** BEGIN MATERIAL FOR THIS TASK **
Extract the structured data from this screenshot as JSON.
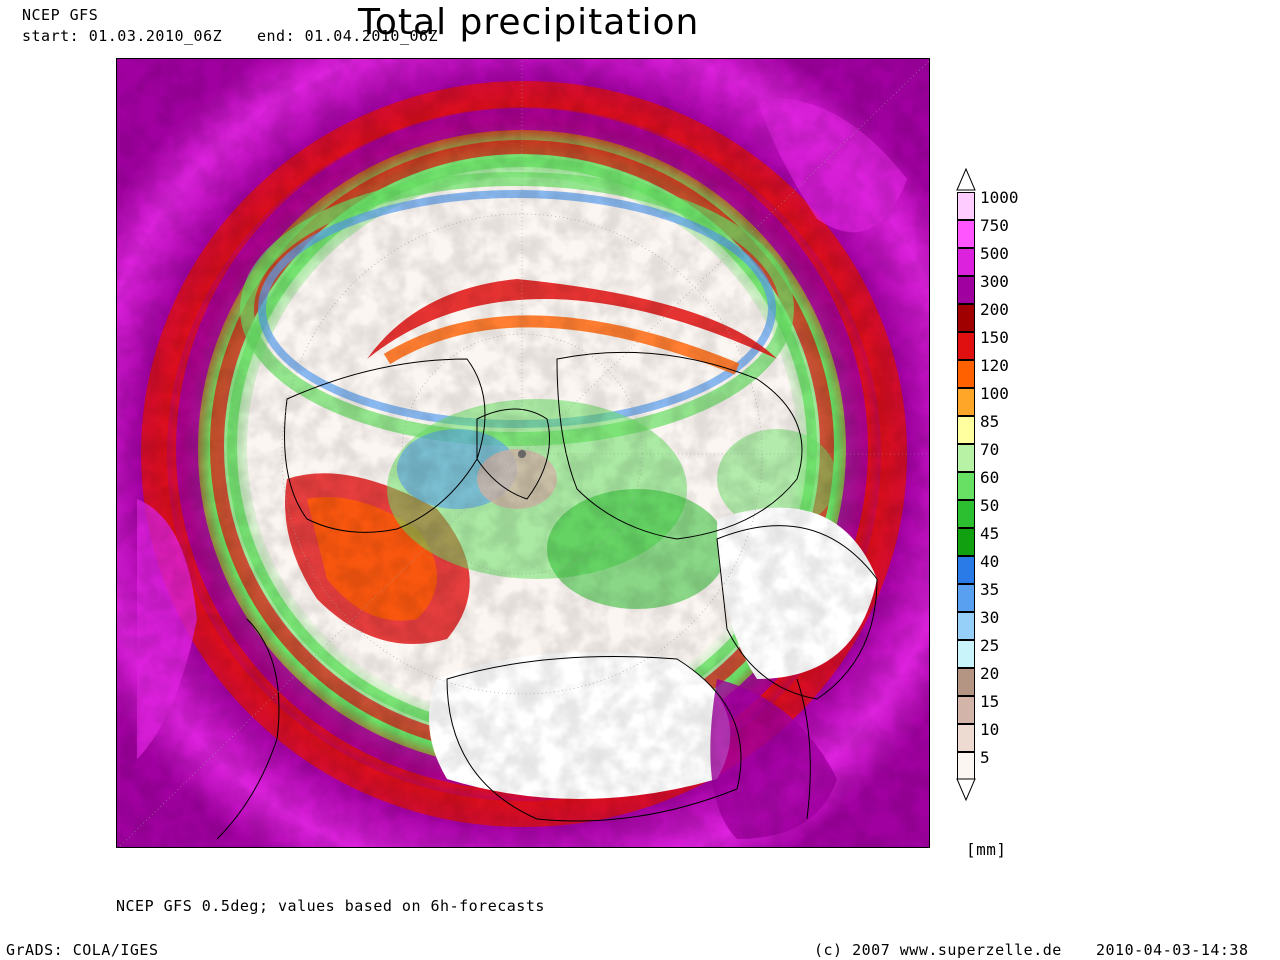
{
  "header": {
    "model": "NCEP GFS",
    "start": "start: 01.03.2010_06Z",
    "end": "end: 01.04.2010_06Z",
    "title": "Total precipitation"
  },
  "legend": {
    "unit": "[mm]",
    "levels": [
      {
        "label": "1000",
        "color": "#ffccff"
      },
      {
        "label": "750",
        "color": "#ff55ff"
      },
      {
        "label": "500",
        "color": "#dd22dd"
      },
      {
        "label": "300",
        "color": "#a000a0"
      },
      {
        "label": "200",
        "color": "#a00000"
      },
      {
        "label": "150",
        "color": "#e01010"
      },
      {
        "label": "120",
        "color": "#ff6000"
      },
      {
        "label": "100",
        "color": "#ffa628"
      },
      {
        "label": "85",
        "color": "#ffffa0"
      },
      {
        "label": "70",
        "color": "#b8f2a4"
      },
      {
        "label": "60",
        "color": "#68e064"
      },
      {
        "label": "50",
        "color": "#2cc030"
      },
      {
        "label": "45",
        "color": "#10a010"
      },
      {
        "label": "40",
        "color": "#2a7ae8"
      },
      {
        "label": "35",
        "color": "#5aa0f0"
      },
      {
        "label": "30",
        "color": "#96d0f8"
      },
      {
        "label": "25",
        "color": "#c8f4fa"
      },
      {
        "label": "20",
        "color": "#b49584"
      },
      {
        "label": "15",
        "color": "#d2b4a8"
      },
      {
        "label": "10",
        "color": "#eddbd2"
      },
      {
        "label": "5",
        "color": "#fcf6f2"
      }
    ]
  },
  "footer": {
    "note": "NCEP GFS 0.5deg; values based on 6h-forecasts",
    "grads": "GrADS: COLA/IGES",
    "copyright": "(c) 2007 www.superzelle.de",
    "timestamp": "2010-04-03-14:38"
  }
}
** END MATERIAL FOR THIS TASK **
**REQUIREMENT**: Find every line in the records that contains the word "NCEP"; copy those lines.

**SOLUTION TO THIS PROBLEM**:
    "model": "NCEP GFS",
    "note": "NCEP GFS 0.5deg; values based on 6h-forecasts",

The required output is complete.